--- Start of EXERCISE INPUT ---

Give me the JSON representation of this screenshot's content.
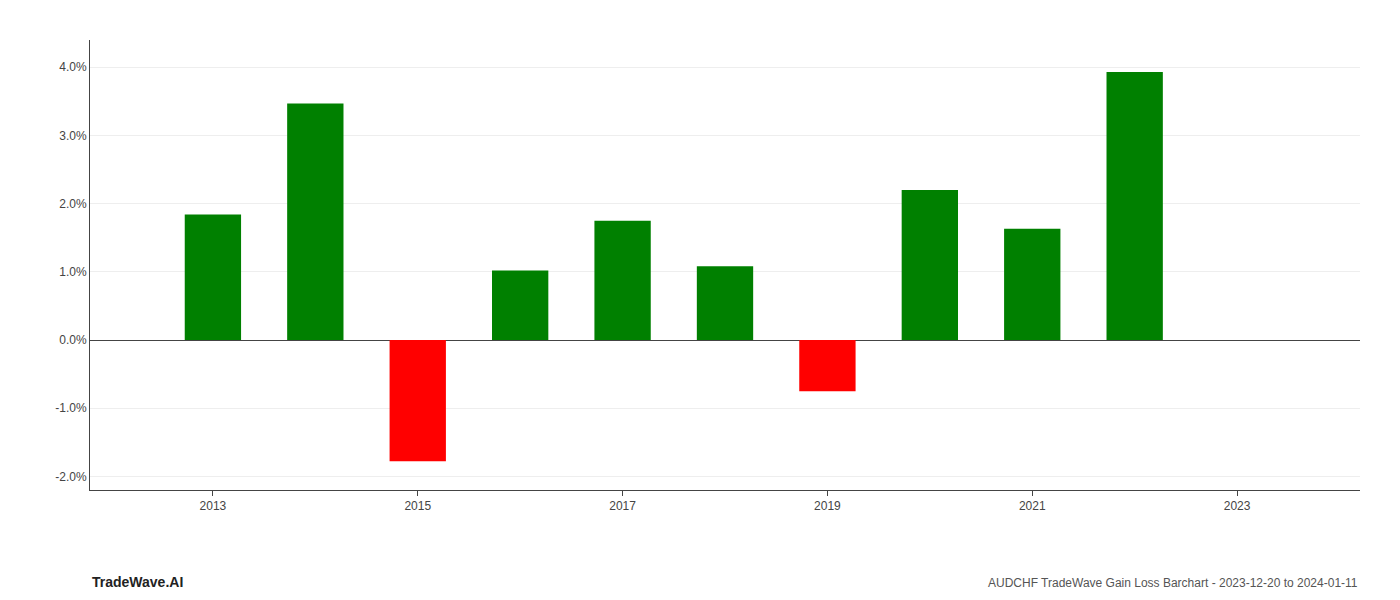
{
  "chart_data": {
    "type": "bar",
    "x": [
      2013,
      2014,
      2015,
      2016,
      2017,
      2018,
      2019,
      2020,
      2021,
      2022
    ],
    "values": [
      0.0184,
      0.0347,
      -0.0178,
      0.0102,
      0.0175,
      0.0108,
      -0.0075,
      0.022,
      0.0163,
      0.0393
    ],
    "colors": [
      "#008000",
      "#008000",
      "#ff0000",
      "#008000",
      "#008000",
      "#008000",
      "#ff0000",
      "#008000",
      "#008000",
      "#008000"
    ],
    "ylim": [
      -0.022,
      0.044
    ],
    "yticks": [
      {
        "value": -0.02,
        "label": "-2.0%"
      },
      {
        "value": -0.01,
        "label": "-1.0%"
      },
      {
        "value": 0.0,
        "label": "0.0%"
      },
      {
        "value": 0.01,
        "label": "1.0%"
      },
      {
        "value": 0.02,
        "label": "2.0%"
      },
      {
        "value": 0.03,
        "label": "3.0%"
      },
      {
        "value": 0.04,
        "label": "4.0%"
      }
    ],
    "xlim": [
      2011.8,
      2024.2
    ],
    "xticks": [
      2013,
      2015,
      2017,
      2019,
      2021,
      2023
    ],
    "grid": true,
    "annotations": [
      "TradeWave.AI",
      "AUDCHF TradeWave Gain Loss Barchart - 2023-12-20 to 2024-01-11"
    ]
  }
}
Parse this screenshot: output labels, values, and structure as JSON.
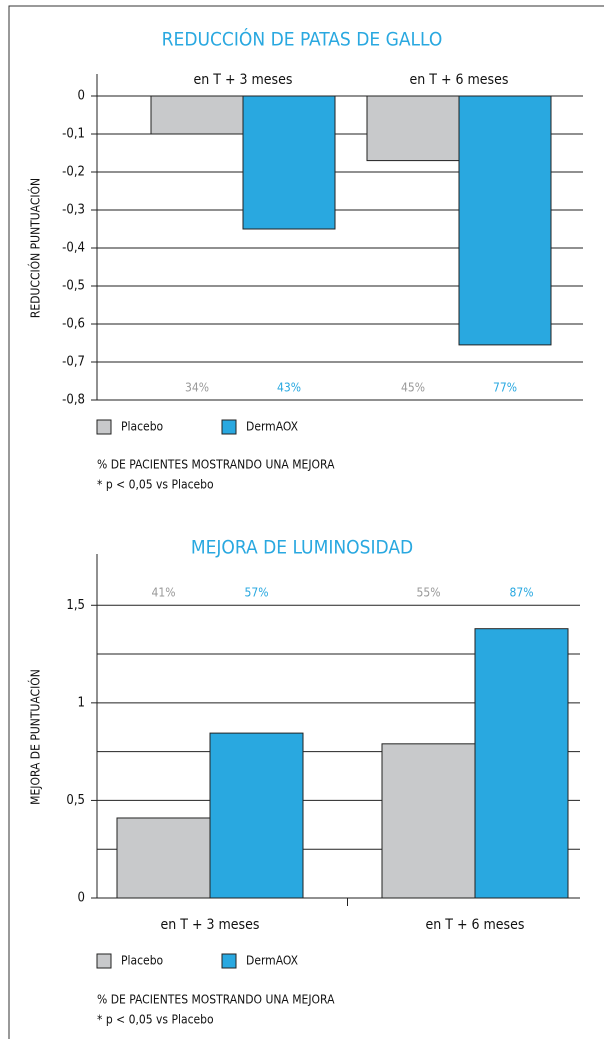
{
  "chart_data": [
    {
      "type": "bar",
      "title": "REDUCCIÓN DE PATAS DE GALLO",
      "ylabel": "REDUCCIÓN PUNTUACIÓN",
      "categories": [
        "en T + 3 meses",
        "en T + 6 meses"
      ],
      "series": [
        {
          "name": "Placebo",
          "color": "#c8c9cb",
          "values": [
            -0.1,
            -0.17
          ],
          "patient_pct": [
            "34%",
            "45%"
          ]
        },
        {
          "name": "DermAOX",
          "color": "#29a8e0",
          "values": [
            -0.35,
            -0.655
          ],
          "patient_pct": [
            "43%",
            "77%"
          ]
        }
      ],
      "ylim": [
        -0.8,
        0
      ],
      "yticks": [
        0,
        {
          "value": -0.1,
          "label": "-0,1"
        },
        {
          "value": -0.2,
          "label": "-0,2"
        },
        {
          "value": -0.3,
          "label": "-0,3"
        },
        {
          "value": -0.4,
          "label": "-0,4"
        },
        {
          "value": -0.5,
          "label": "-0,5"
        },
        {
          "value": -0.6,
          "label": "-0,6"
        },
        {
          "value": -0.7,
          "label": "-0,7"
        },
        {
          "value": -0.8,
          "label": "-0,8"
        }
      ],
      "grid": true,
      "notes": [
        "% DE PACIENTES MOSTRANDO UNA MEJORA",
        "* p < 0,05 vs Placebo"
      ]
    },
    {
      "type": "bar",
      "title": "MEJORA DE LUMINOSIDAD",
      "ylabel": "MEJORA DE PUNTUACIÓN",
      "categories": [
        "en T + 3 meses",
        "en T + 6 meses"
      ],
      "series": [
        {
          "name": "Placebo",
          "color": "#c8c9cb",
          "values": [
            0.41,
            0.79
          ],
          "patient_pct": [
            "41%",
            "55%"
          ]
        },
        {
          "name": "DermAOX",
          "color": "#29a8e0",
          "values": [
            0.845,
            1.38
          ],
          "patient_pct": [
            "57%",
            "87%"
          ]
        }
      ],
      "ylim": [
        0,
        1.65
      ],
      "yticks": [
        0,
        {
          "value": 0.5,
          "label": "0,5"
        },
        1,
        {
          "value": 1.5,
          "label": "1,5"
        }
      ],
      "minor_yticks": [
        0.25,
        0.75,
        1.25
      ],
      "grid": true,
      "notes": [
        "% DE PACIENTES MOSTRANDO UNA MEJORA",
        "* p < 0,05 vs Placebo"
      ]
    }
  ]
}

--- End of EXERCISE INPUT ---

PROBLEM DETAILS: Your copy of the data should match it exactly, except that pictures are left out.

COMPLETED EXERCISE:
Give me the JSON representation of this screenshot's content.
{
  "chart_data": {
    "type": "bar",
    "x": [
      2013,
      2014,
      2015,
      2016,
      2017,
      2018,
      2019,
      2020,
      2021,
      2022
    ],
    "values": [
      0.0184,
      0.0347,
      -0.0178,
      0.0102,
      0.0175,
      0.0108,
      -0.0075,
      0.022,
      0.0163,
      0.0393
    ],
    "colors": [
      "#008000",
      "#008000",
      "#ff0000",
      "#008000",
      "#008000",
      "#008000",
      "#ff0000",
      "#008000",
      "#008000",
      "#008000"
    ],
    "ylim": [
      -0.022,
      0.044
    ],
    "yticks": [
      {
        "value": -0.02,
        "label": "-2.0%"
      },
      {
        "value": -0.01,
        "label": "-1.0%"
      },
      {
        "value": 0.0,
        "label": "0.0%"
      },
      {
        "value": 0.01,
        "label": "1.0%"
      },
      {
        "value": 0.02,
        "label": "2.0%"
      },
      {
        "value": 0.03,
        "label": "3.0%"
      },
      {
        "value": 0.04,
        "label": "4.0%"
      }
    ],
    "xlim": [
      2011.8,
      2024.2
    ],
    "xticks": [
      2013,
      2015,
      2017,
      2019,
      2021,
      2023
    ],
    "grid": true,
    "annotations": [
      "TradeWave.AI",
      "AUDCHF TradeWave Gain Loss Barchart - 2023-12-20 to 2024-01-11"
    ]
  }
}
Parse this screenshot: output labels, values, and structure as JSON.
{
  "chart_data": [
    {
      "type": "bar",
      "title": "REDUCCIÓN DE PATAS DE GALLO",
      "ylabel": "REDUCCIÓN PUNTUACIÓN",
      "categories": [
        "en T + 3 meses",
        "en T + 6 meses"
      ],
      "series": [
        {
          "name": "Placebo",
          "color": "#c8c9cb",
          "values": [
            -0.1,
            -0.17
          ],
          "patient_pct": [
            "34%",
            "45%"
          ]
        },
        {
          "name": "DermAOX",
          "color": "#29a8e0",
          "values": [
            -0.35,
            -0.655
          ],
          "patient_pct": [
            "43%",
            "77%"
          ]
        }
      ],
      "ylim": [
        -0.8,
        0
      ],
      "yticks": [
        0,
        {
          "value": -0.1,
          "label": "-0,1"
        },
        {
          "value": -0.2,
          "label": "-0,2"
        },
        {
          "value": -0.3,
          "label": "-0,3"
        },
        {
          "value": -0.4,
          "label": "-0,4"
        },
        {
          "value": -0.5,
          "label": "-0,5"
        },
        {
          "value": -0.6,
          "label": "-0,6"
        },
        {
          "value": -0.7,
          "label": "-0,7"
        },
        {
          "value": -0.8,
          "label": "-0,8"
        }
      ],
      "grid": true,
      "notes": [
        "% DE PACIENTES MOSTRANDO UNA MEJORA",
        "* p < 0,05 vs Placebo"
      ]
    },
    {
      "type": "bar",
      "title": "MEJORA DE LUMINOSIDAD",
      "ylabel": "MEJORA DE PUNTUACIÓN",
      "categories": [
        "en T + 3 meses",
        "en T + 6 meses"
      ],
      "series": [
        {
          "name": "Placebo",
          "color": "#c8c9cb",
          "values": [
            0.41,
            0.79
          ],
          "patient_pct": [
            "41%",
            "55%"
          ]
        },
        {
          "name": "DermAOX",
          "color": "#29a8e0",
          "values": [
            0.845,
            1.38
          ],
          "patient_pct": [
            "57%",
            "87%"
          ]
        }
      ],
      "ylim": [
        0,
        1.65
      ],
      "yticks": [
        0,
        {
          "value": 0.5,
          "label": "0,5"
        },
        1,
        {
          "value": 1.5,
          "label": "1,5"
        }
      ],
      "minor_yticks": [
        0.25,
        0.75,
        1.25
      ],
      "grid": true,
      "notes": [
        "% DE PACIENTES MOSTRANDO UNA MEJORA",
        "* p < 0,05 vs Placebo"
      ]
    }
  ]
}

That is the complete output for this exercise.